■ EXCERPT PROVIDED:
Introducing the Cisco Catalyst 8500L Edge Platform
The Cisco® Catalyst® 8500L Edge Platform rounds out the Catalyst 8500 Series Edge Platform portfolio. While the rest of the 8500 Series fills the 100- to 200-Gbps forwarding profile, the 8500L platforms brings that same feature set to the 20-Gbps network position. This functional consistency is a tremendous advantage. Network architects and designers will be interested to learn what the 8500L adds to the Cisco ASR 1001-X platform as well as what it brings in consistency with the Catalyst 8500 platforms.
Cisco launched the all-new Cisco Catalyst 8500 Series Edge Platforms in late 2020. These platforms are next-generation successors to the Cisco ASR 1000 Series Aggregation Services Routers. The ASR 1000 Series platforms have delivered cutting-edge services combined with performance and encryption since their release in 2008. As Cisco moves forward in the edge and aggregation space, the Catalyst 8500 Series Edge Platforms are highly capable and purpose-built to address traditional WAN, emerging SD-WAN, and colocation use cases, continuing the success of the ASR 1000 Series.

■ RECORDS SUPPLIED:
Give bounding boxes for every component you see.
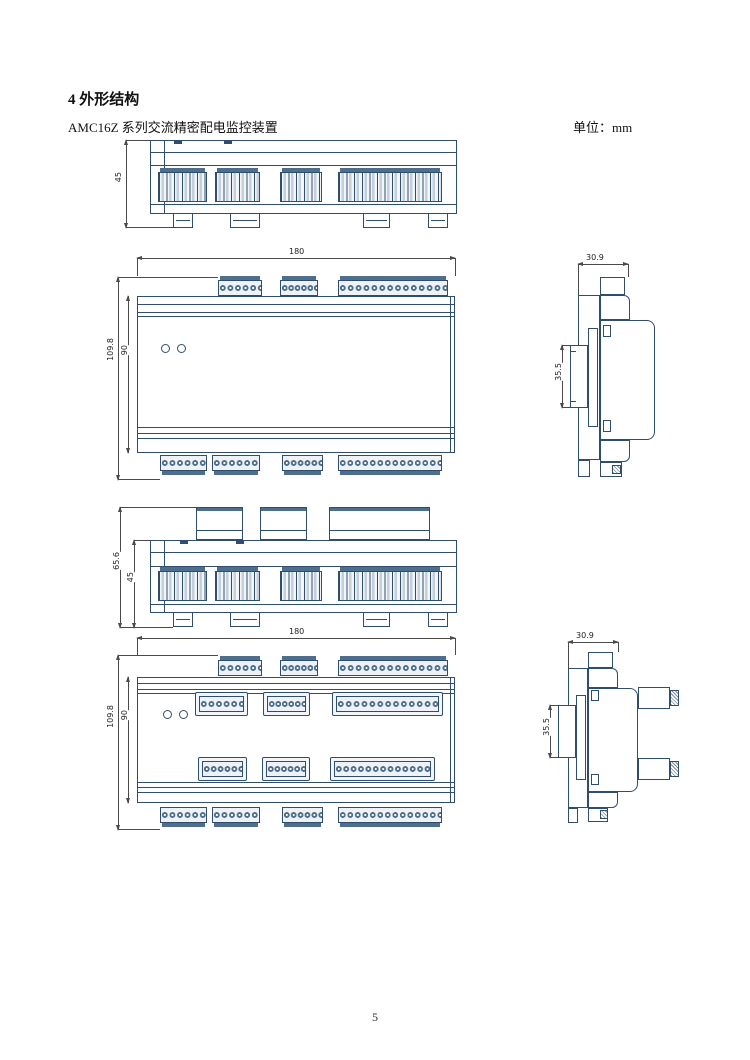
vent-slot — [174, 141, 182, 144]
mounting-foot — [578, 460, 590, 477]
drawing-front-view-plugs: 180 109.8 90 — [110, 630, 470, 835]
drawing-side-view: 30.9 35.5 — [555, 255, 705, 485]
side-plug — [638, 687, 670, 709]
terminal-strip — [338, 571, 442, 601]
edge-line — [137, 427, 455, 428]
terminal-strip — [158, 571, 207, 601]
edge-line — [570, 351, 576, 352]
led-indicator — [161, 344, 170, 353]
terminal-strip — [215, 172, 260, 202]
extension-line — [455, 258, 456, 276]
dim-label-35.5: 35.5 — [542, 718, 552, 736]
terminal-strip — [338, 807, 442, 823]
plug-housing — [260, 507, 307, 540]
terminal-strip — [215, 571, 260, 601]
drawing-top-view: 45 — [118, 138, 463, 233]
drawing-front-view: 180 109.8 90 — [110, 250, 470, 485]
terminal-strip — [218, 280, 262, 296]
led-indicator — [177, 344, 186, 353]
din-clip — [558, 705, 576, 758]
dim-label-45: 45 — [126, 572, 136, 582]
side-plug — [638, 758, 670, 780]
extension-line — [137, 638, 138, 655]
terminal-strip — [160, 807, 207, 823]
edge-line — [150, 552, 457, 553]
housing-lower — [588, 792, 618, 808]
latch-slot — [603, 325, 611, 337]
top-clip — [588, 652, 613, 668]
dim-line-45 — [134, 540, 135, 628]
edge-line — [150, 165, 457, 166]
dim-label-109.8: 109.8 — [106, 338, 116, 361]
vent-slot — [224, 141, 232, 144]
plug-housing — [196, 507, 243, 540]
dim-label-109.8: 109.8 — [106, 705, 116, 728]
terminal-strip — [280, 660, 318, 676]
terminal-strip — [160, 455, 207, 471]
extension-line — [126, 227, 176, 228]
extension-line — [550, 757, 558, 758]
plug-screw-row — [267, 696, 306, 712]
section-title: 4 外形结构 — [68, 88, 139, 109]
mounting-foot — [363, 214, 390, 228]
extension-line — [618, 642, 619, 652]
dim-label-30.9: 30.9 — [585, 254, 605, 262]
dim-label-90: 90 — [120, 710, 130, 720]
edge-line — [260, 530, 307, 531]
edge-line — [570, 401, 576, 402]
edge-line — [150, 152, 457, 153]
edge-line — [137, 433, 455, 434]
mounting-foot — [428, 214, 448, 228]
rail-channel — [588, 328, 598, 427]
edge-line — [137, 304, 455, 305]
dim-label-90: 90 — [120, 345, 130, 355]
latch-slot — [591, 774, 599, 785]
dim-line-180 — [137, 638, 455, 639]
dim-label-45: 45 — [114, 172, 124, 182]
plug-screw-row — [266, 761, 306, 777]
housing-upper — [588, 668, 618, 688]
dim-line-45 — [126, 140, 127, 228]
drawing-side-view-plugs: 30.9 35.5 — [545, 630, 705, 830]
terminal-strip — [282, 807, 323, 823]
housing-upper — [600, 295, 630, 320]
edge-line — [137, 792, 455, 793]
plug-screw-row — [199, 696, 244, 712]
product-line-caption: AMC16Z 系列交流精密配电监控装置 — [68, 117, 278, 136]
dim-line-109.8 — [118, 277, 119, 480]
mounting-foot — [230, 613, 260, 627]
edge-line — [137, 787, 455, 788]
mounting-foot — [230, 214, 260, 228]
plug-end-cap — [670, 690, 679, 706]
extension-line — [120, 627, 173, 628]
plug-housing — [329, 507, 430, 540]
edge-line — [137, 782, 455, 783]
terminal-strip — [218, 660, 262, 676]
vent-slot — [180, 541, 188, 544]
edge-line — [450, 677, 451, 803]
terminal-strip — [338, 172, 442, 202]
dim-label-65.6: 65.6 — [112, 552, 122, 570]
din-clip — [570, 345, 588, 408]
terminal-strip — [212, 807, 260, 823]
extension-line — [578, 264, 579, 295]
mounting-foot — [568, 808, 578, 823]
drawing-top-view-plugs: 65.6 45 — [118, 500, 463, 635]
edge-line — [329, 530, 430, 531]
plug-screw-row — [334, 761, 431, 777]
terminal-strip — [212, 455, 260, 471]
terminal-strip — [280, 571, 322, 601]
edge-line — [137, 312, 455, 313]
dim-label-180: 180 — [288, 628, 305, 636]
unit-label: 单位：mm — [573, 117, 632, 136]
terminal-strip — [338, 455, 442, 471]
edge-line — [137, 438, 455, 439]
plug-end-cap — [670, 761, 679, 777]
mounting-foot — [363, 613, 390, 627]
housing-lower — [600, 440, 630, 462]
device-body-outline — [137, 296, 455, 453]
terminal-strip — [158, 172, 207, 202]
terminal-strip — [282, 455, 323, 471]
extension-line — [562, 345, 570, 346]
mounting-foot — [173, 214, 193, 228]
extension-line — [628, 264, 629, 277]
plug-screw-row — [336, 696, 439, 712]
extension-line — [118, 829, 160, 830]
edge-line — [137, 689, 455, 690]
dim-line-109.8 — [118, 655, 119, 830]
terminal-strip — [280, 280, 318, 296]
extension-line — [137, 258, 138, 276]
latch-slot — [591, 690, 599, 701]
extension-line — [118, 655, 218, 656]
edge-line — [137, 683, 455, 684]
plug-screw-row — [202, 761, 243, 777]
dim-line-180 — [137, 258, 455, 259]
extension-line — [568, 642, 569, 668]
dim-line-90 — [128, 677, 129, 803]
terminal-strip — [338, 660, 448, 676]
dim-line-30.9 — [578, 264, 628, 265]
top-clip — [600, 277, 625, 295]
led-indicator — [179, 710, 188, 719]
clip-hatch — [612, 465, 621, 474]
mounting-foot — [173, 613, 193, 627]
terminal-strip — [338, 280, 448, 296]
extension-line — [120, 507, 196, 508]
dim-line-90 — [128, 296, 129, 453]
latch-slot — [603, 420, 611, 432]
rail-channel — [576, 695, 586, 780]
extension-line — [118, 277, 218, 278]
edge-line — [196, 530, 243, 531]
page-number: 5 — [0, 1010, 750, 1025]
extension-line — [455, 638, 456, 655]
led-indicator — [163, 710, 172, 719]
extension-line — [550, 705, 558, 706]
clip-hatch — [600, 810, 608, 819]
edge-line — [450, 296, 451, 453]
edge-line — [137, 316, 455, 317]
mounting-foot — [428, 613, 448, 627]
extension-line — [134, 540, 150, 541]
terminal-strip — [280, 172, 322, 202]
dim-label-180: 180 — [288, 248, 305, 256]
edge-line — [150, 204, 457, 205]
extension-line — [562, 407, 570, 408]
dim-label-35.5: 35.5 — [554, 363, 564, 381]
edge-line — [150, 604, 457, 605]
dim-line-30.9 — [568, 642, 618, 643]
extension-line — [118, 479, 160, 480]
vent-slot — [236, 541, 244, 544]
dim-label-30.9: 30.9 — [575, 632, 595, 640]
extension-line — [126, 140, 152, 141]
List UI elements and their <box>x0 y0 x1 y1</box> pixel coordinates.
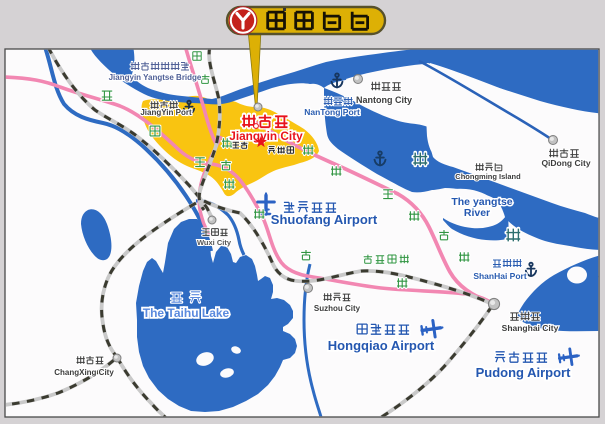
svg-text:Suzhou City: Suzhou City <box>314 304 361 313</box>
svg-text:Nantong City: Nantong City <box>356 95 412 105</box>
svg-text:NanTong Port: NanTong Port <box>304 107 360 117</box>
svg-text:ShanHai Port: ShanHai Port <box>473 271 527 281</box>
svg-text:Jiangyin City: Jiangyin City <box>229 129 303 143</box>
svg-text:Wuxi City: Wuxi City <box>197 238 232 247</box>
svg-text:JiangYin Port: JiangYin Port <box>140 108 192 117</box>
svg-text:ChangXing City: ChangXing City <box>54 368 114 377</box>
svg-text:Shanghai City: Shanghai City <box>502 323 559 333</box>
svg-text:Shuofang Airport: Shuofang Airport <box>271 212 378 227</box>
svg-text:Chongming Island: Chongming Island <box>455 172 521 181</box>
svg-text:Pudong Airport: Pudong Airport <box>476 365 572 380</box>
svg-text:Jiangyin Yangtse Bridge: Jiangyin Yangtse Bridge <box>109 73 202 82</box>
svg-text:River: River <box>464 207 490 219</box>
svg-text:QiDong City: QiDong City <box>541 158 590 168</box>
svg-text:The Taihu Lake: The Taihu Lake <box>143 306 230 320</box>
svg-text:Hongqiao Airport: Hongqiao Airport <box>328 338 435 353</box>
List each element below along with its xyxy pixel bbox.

■ WRITTEN TASK:
Answer these questions from the Catalyst 8500L introduction, numbering each answer to match its question.
1. What forwarding profile does the rest of the 8500 Series fill?
2. When did Cisco launch the Catalyst 8500 Series Edge Platforms?
3. In what year were the ASR 1000 Series platforms released?

■ EXERCISE RESPONSE:
1. The 100- to 200-Gbps forwarding profile.
2. Late 2020.
3. 2008.